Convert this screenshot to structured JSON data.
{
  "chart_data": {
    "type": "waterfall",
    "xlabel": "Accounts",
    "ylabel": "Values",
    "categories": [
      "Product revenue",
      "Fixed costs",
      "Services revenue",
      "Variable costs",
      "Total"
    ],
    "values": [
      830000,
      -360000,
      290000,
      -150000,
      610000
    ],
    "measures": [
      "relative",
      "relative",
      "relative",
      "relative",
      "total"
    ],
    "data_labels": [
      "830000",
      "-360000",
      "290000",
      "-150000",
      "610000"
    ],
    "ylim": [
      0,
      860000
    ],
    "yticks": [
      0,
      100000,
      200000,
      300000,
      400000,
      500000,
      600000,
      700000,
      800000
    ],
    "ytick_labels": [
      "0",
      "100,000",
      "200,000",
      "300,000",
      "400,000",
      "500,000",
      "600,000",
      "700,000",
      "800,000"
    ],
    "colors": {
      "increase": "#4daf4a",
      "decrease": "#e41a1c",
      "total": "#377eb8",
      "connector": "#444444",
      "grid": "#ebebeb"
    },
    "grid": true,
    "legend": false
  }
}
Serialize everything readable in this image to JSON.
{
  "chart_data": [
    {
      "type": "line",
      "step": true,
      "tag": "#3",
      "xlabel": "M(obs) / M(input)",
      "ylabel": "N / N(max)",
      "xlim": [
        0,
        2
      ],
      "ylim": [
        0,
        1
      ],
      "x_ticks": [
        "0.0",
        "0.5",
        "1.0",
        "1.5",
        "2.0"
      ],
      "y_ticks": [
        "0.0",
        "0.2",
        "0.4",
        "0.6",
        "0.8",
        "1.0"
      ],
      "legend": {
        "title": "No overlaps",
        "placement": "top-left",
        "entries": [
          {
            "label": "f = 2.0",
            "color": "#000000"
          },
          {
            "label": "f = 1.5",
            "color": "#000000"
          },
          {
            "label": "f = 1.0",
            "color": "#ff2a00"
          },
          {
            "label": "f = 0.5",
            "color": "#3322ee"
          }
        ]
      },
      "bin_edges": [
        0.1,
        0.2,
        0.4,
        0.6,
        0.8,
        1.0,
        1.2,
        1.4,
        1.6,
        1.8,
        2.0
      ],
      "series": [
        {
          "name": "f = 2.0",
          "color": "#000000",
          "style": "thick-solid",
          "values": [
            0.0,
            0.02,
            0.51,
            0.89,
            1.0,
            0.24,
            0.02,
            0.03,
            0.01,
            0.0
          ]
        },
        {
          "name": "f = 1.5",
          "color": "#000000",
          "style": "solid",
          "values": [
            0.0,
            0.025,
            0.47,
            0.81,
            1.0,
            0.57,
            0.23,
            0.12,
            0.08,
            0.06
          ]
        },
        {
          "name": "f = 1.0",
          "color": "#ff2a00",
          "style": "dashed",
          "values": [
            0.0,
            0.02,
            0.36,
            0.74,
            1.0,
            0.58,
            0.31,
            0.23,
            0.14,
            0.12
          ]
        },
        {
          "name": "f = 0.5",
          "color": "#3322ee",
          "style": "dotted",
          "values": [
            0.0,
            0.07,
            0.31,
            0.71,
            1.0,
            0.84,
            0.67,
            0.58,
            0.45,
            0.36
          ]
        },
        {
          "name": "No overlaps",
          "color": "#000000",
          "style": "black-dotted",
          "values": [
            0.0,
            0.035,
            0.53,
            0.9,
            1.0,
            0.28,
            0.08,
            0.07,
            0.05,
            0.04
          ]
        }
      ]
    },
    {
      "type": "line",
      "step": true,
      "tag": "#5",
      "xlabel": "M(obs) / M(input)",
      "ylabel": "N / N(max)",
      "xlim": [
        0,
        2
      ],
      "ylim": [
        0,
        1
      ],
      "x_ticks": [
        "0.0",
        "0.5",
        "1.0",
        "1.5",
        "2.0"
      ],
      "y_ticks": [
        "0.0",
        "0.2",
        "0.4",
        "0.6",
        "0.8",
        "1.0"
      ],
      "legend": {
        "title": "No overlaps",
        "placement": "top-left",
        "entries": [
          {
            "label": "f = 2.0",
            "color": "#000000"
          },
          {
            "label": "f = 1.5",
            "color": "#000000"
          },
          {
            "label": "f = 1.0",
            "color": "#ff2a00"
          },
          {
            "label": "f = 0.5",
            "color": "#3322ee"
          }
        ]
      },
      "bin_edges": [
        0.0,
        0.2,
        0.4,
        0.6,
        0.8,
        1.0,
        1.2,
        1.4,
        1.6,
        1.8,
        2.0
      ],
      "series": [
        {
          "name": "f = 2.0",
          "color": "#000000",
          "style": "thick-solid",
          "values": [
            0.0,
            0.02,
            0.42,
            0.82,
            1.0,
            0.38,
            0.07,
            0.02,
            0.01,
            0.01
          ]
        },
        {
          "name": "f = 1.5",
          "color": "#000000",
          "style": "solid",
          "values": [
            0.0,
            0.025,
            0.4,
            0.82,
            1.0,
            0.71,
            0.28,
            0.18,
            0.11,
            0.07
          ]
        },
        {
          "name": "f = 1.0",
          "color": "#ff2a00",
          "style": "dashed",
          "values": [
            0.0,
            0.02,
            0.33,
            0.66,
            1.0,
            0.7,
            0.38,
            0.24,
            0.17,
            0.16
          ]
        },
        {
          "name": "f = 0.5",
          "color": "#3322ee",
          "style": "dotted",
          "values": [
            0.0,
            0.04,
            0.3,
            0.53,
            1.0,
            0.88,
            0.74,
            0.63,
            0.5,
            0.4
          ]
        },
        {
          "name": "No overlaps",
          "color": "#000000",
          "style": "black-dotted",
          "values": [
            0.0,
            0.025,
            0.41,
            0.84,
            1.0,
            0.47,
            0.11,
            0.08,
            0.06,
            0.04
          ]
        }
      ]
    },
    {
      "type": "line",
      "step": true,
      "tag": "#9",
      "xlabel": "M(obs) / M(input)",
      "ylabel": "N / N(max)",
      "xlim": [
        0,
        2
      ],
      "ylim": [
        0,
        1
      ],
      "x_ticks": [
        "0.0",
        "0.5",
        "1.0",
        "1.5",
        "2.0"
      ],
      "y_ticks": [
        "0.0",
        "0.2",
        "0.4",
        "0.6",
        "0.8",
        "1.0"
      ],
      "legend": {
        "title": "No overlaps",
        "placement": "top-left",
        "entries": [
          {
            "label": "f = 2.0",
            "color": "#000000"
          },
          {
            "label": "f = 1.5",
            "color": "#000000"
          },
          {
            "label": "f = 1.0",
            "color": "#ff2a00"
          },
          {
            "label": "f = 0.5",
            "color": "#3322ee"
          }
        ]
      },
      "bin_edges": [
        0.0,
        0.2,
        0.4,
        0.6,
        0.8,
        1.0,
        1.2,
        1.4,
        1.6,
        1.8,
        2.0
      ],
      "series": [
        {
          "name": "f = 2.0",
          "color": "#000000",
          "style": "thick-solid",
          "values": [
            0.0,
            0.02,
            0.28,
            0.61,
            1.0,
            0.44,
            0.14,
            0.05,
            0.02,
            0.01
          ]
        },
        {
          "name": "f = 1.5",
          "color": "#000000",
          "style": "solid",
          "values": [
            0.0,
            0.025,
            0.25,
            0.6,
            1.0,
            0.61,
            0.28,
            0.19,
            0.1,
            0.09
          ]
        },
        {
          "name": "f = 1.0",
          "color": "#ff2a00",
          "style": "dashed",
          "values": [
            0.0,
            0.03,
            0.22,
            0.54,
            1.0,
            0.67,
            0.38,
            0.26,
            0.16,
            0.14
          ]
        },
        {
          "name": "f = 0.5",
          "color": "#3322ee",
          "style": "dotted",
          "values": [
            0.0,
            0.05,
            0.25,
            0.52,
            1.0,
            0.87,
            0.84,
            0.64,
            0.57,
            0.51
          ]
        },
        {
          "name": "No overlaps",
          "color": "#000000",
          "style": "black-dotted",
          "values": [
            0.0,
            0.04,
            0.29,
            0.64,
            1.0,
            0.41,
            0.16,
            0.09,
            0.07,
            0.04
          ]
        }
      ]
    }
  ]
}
++++
What to work on
From the entries, report each line that includes the word "JSON".

Solution to the problem
Convert this screenshot to structured JSON data.
Serialize everything readable in this image to JSON.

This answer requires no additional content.